Supplied records:
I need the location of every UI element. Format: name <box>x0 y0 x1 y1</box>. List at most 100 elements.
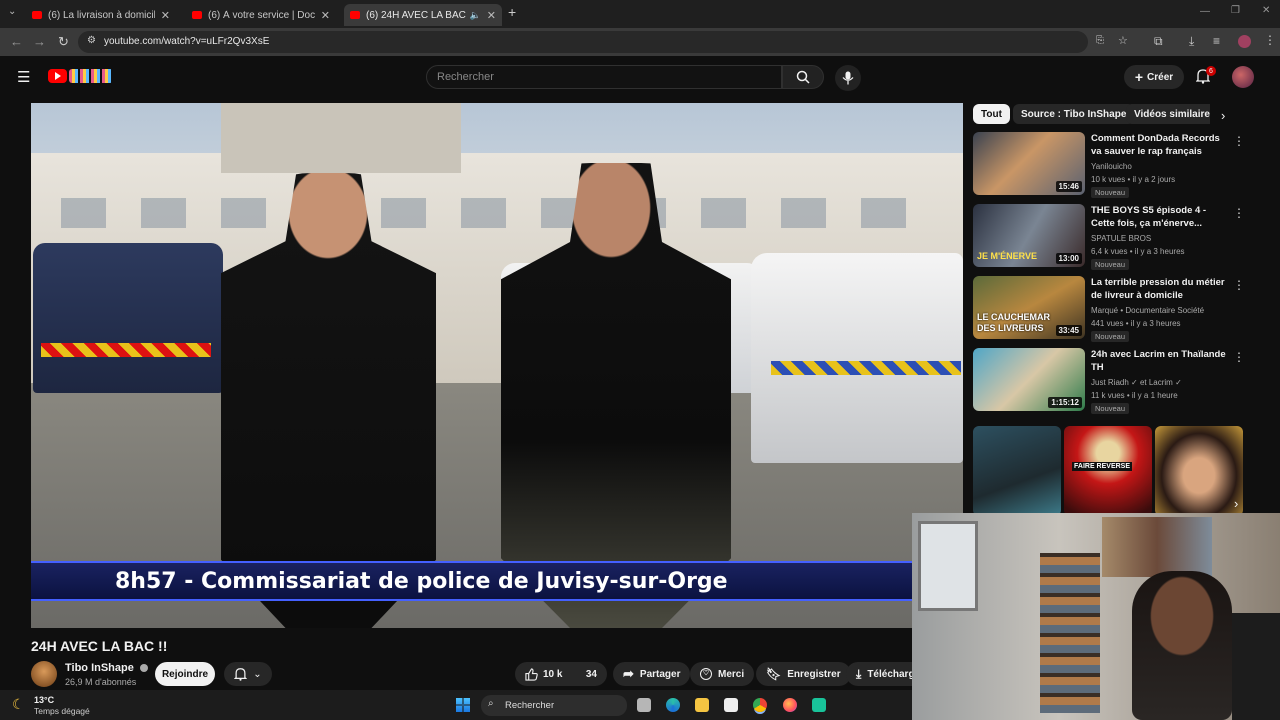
subscriber-count: 26,9 M d'abonnés <box>65 677 137 687</box>
browser-tab-1[interactable]: (6) La livraison à domicile : de l' ✕ <box>26 4 176 26</box>
channel-name[interactable]: Just Riadh ✓ et Lacrim ✓ <box>1091 378 1182 387</box>
video-title[interactable]: La terrible pression du métier de livreu… <box>1091 276 1227 302</box>
weather-description[interactable]: Temps dégagé <box>34 706 90 716</box>
new-tab-button[interactable]: + <box>508 4 516 20</box>
channel-name-text[interactable]: Tibo InShape <box>65 662 134 674</box>
recommended-video-3[interactable]: LE CAUCHEMAR DES LIVREURS 33:45 La terri… <box>973 276 1245 342</box>
share-button[interactable]: ➦ Partager <box>613 662 691 686</box>
chrome-icon[interactable] <box>753 698 767 712</box>
dislike-button[interactable]: 34 <box>586 669 597 680</box>
channel-avatar[interactable] <box>31 661 57 687</box>
video-meta: 441 vues • il y a 3 heures <box>1091 319 1181 328</box>
search-button[interactable] <box>782 65 824 89</box>
close-icon[interactable]: ✕ <box>161 9 170 22</box>
thanks-button[interactable]: ♡ Merci <box>690 662 755 686</box>
browser-tab-3-active[interactable]: (6) 24H AVEC LA BAC !! - Yo 🔈 ✕ <box>344 4 502 26</box>
youtube-favicon-icon <box>32 11 42 19</box>
url-bar[interactable]: ⚙ youtube.com/watch?v=uLFr2Qv3XsE ⎘ ☆ <box>78 31 1128 53</box>
site-info-icon[interactable]: ⚙ <box>87 35 96 46</box>
share-label: Partager <box>639 668 681 680</box>
bookmark-icon: 🔖︎ <box>766 667 782 681</box>
create-button[interactable]: + Créer <box>1124 65 1184 89</box>
save-label: Enregistrer <box>787 668 841 680</box>
channel-name[interactable]: Yanilouicho <box>1091 162 1132 171</box>
more-options-icon[interactable]: ⋮ <box>1233 278 1245 292</box>
like-button[interactable]: 10 k <box>525 667 562 681</box>
store-icon[interactable] <box>724 698 738 712</box>
youtube-logo[interactable] <box>48 69 114 83</box>
taskbar-search[interactable]: ⌕ Rechercher <box>481 695 627 716</box>
short-thumbnail-2[interactable]: FAIRE REVERSE <box>1064 426 1152 516</box>
weather-temperature[interactable]: 13°C <box>34 695 54 705</box>
video-title[interactable]: 24h avec Lacrim en Thaïlande TH <box>1091 348 1227 374</box>
shorts-next-icon[interactable]: › <box>1234 496 1238 511</box>
heart-coin-icon: ♡ <box>700 668 712 680</box>
video-caption-banner: 8h57 - Commissariat de police de Juvisy-… <box>31 561 963 601</box>
video-thumbnail[interactable]: JE M'ÉNERVE 13:00 <box>973 204 1085 267</box>
more-options-icon[interactable]: ⋮ <box>1233 134 1245 148</box>
edge-icon[interactable] <box>666 698 680 712</box>
recommended-video-1[interactable]: 15:46 Comment DonDada Records va sauver … <box>973 132 1245 198</box>
short-thumbnail-3[interactable] <box>1155 426 1243 516</box>
window-close-icon[interactable]: ✕ <box>1262 5 1270 16</box>
recommended-video-4[interactable]: 1:15:12 24h avec Lacrim en Thaïlande TH … <box>973 348 1245 414</box>
short-image <box>1064 426 1152 516</box>
video-title[interactable]: THE BOYS S5 épisode 4 - Cette fois, ça m… <box>1091 204 1227 230</box>
youtube-header: ☰ Rechercher + Créer 6 <box>0 56 1280 98</box>
browser-tab-2[interactable]: (6) À votre service | Documenta ✕ <box>186 4 336 26</box>
download-button[interactable]: ⤓ Télécharg <box>846 662 912 686</box>
voice-search-button[interactable] <box>835 65 861 91</box>
video-thumbnail[interactable]: 1:15:12 <box>973 348 1085 411</box>
chip-similar[interactable]: Vidéos similaires <box>1126 104 1210 124</box>
join-button[interactable]: Rejoindre <box>155 662 215 686</box>
close-icon[interactable]: ✕ <box>321 9 330 22</box>
reload-icon[interactable]: ↻ <box>58 34 69 50</box>
url-text[interactable]: youtube.com/watch?v=uLFr2Qv3XsE <box>104 36 269 47</box>
more-options-icon[interactable]: ⋮ <box>1233 350 1245 364</box>
police-van-right <box>751 253 963 463</box>
bookmark-star-icon[interactable]: ☆ <box>1118 34 1128 47</box>
search-input[interactable]: Rechercher <box>426 65 782 89</box>
channel-name[interactable]: Tibo InShape <box>65 662 148 674</box>
account-avatar[interactable] <box>1232 66 1254 88</box>
video-thumbnail[interactable]: 15:46 <box>973 132 1085 195</box>
profile-icon[interactable] <box>1238 35 1251 48</box>
more-options-icon[interactable]: ⋮ <box>1233 206 1245 220</box>
tab-title: (6) À votre service | Documenta <box>208 9 315 21</box>
app-icon[interactable] <box>812 698 826 712</box>
like-dislike-group: 10 k 34 <box>515 662 607 686</box>
speaker-icon[interactable]: 🔈 <box>470 10 481 21</box>
video-thumbnail[interactable]: LE CAUCHEMAR DES LIVREURS 33:45 <box>973 276 1085 339</box>
channel-name[interactable]: SPATULE BROS <box>1091 234 1151 243</box>
video-meta: 11 k vues • il y a 1 heure <box>1091 391 1178 400</box>
firefox-icon[interactable] <box>783 698 797 712</box>
maximize-icon[interactable]: ❐ <box>1231 5 1240 16</box>
video-player[interactable]: 8h57 - Commissariat de police de Juvisy-… <box>31 103 963 628</box>
webcam-chair <box>1232 613 1280 720</box>
browser-menu-icon[interactable]: ⋮ <box>1264 33 1276 47</box>
chip-source[interactable]: Source : Tibo InShape <box>1013 104 1135 124</box>
short-thumbnail-1[interactable] <box>973 426 1061 516</box>
back-arrow-icon[interactable]: ← <box>10 34 23 49</box>
extensions-icon[interactable]: ⧉ <box>1154 34 1163 49</box>
hamburger-menu-icon[interactable]: ☰ <box>17 68 30 86</box>
chevron-right-icon[interactable]: › <box>1221 108 1225 123</box>
weather-moon-icon[interactable]: ☾ <box>12 696 25 713</box>
minimize-icon[interactable]: — <box>1200 6 1210 17</box>
video-title[interactable]: Comment DonDada Records va sauver le rap… <box>1091 132 1227 158</box>
task-view-icon[interactable] <box>637 698 651 712</box>
save-button[interactable]: 🔖︎ Enregistrer <box>756 662 851 686</box>
install-app-icon[interactable]: ⎘ <box>1096 35 1104 46</box>
windows-start-icon[interactable] <box>456 698 470 712</box>
recommended-video-2[interactable]: JE M'ÉNERVE 13:00 THE BOYS S5 épisode 4 … <box>973 204 1245 270</box>
forward-arrow-icon[interactable]: → <box>33 34 46 49</box>
chip-all[interactable]: Tout <box>973 104 1010 124</box>
close-icon[interactable]: ✕ <box>487 9 496 22</box>
download-icon[interactable]: ⤓ <box>1189 34 1194 49</box>
file-explorer-icon[interactable] <box>695 698 709 712</box>
tab-list-chevron-icon[interactable]: ⌄ <box>8 6 16 17</box>
reading-list-icon[interactable]: ≡ <box>1213 34 1220 48</box>
channel-name[interactable]: Marqué • Documentaire Société <box>1091 306 1204 315</box>
notification-bell-button[interactable]: ⌄ <box>224 662 272 686</box>
plus-icon: + <box>1134 69 1144 85</box>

Problem requirements: Please copy out the lines of the listing verbatim, beginning at the line that contains "subscriber-count: 26,9 M" and stopping after the line that contains "video-title[interactable]: La terrible".

Problem solution:
subscriber-count: 26,9 M d'abonnés <box>65 677 137 687</box>
browser-tab-1[interactable]: (6) La livraison à domicile : de l' ✕ <box>26 4 176 26</box>
channel-name[interactable]: Just Riadh ✓ et Lacrim ✓ <box>1091 378 1182 387</box>
video-title[interactable]: La terrible pression du métier de livreu… <box>1091 276 1227 302</box>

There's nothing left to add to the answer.